## [What you need to do]
Output the material below unchanged, apart from leaving out the pictures.

•••

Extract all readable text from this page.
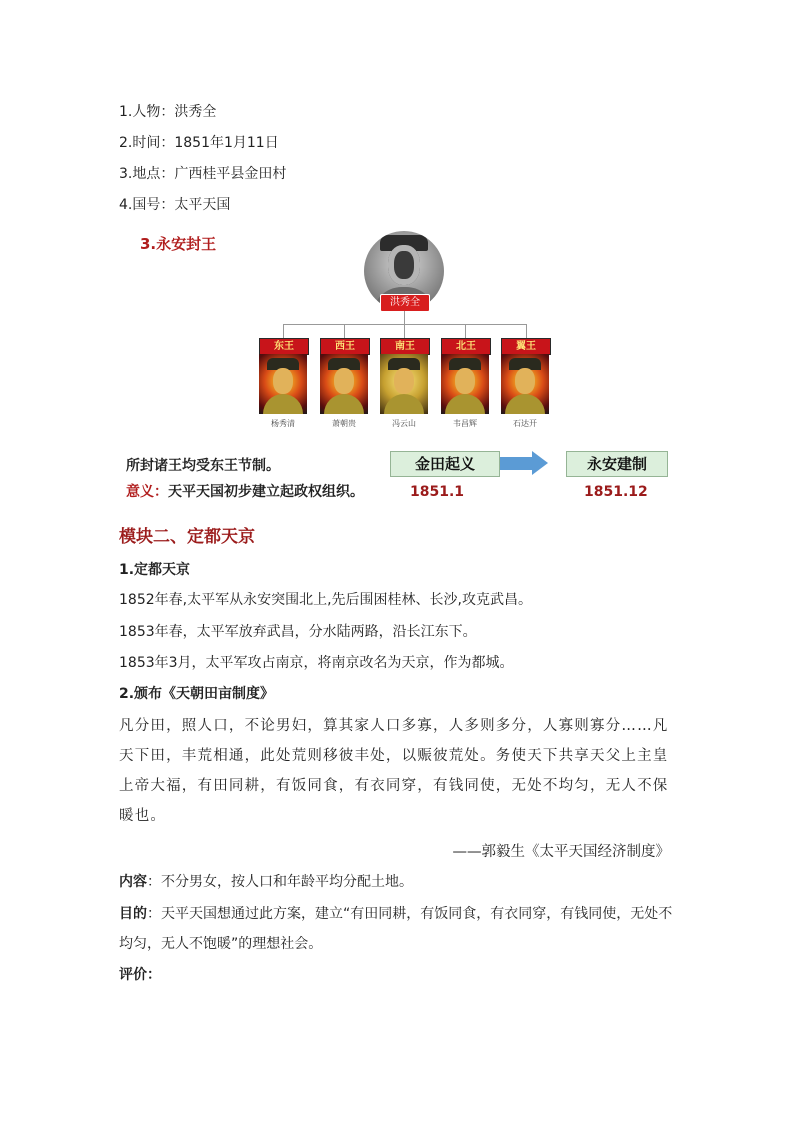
1.人物：洪秀全
2.时间：1851年1月11日
3.地点：广西桂平县金田村
4.国号：太平天国
3.永安封王
洪秀全
东王
杨秀清
西王
萧朝贵
南王
冯云山
北王
韦昌辉
翼王
石达开
所封诸王均受东王节制。
意义：天平天国初步建立起政权组织。
金田起义	永安建制
1851.1	1851.12
模块二、定都天京
1.定都天京
1852年春,太平军从永安突围北上,先后围困桂林、长沙,攻克武昌。
1853年春，太平军放弃武昌，分水陆两路，沿长江东下。
1853年3月，太平军攻占南京，将南京改名为天京，作为都城。
2.颁布《天朝田亩制度》
凡分田，照人口，不论男妇，算其家人口多寡，人多则多分，人寡则寡分……凡
天下田，丰荒相通，此处荒则移彼丰处，以赈彼荒处。务使天下共享天父上主皇
上帝大福，有田同耕，有饭同食，有衣同穿，有钱同使，无处不均匀，无人不保
暖也。
——郭毅生《太平天国经济制度》
内容：不分男女，按人口和年龄平均分配土地。
目的：天平天国想通过此方案，建立“有田同耕，有饭同食，有衣同穿，有钱同使，无处不
均匀，无人不饱暖”的理想社会。
评价：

•••

## [Full solution]
Extract all readable text from this page.
1.人物：洪秀全
2.时间：1851年1月11日
3.地点：广西桂平县金田村
4.国号：太平天国
3.永安封王
洪秀全
东王
杨秀清
西王
萧朝贵
南王
冯云山
北王
韦昌辉
翼王
石达开
所封诸王均受东王节制。
意义：天平天国初步建立起政权组织。
金田起义	永安建制
1851.1	1851.12
模块二、定都天京
1.定都天京
1852年春,太平军从永安突围北上,先后围困桂林、长沙,攻克武昌。
1853年春，太平军放弃武昌，分水陆两路，沿长江东下。
1853年3月，太平军攻占南京，将南京改名为天京，作为都城。
2.颁布《天朝田亩制度》
凡分田，照人口，不论男妇，算其家人口多寡，人多则多分，人寡则寡分……凡
天下田，丰荒相通，此处荒则移彼丰处，以赈彼荒处。务使天下共享天父上主皇
上帝大福，有田同耕，有饭同食，有衣同穿，有钱同使，无处不均匀，无人不保
暖也。
——郭毅生《太平天国经济制度》
内容：不分男女，按人口和年龄平均分配土地。
目的：天平天国想通过此方案，建立“有田同耕，有饭同食，有衣同穿，有钱同使，无处不
均匀，无人不饱暖”的理想社会。
评价：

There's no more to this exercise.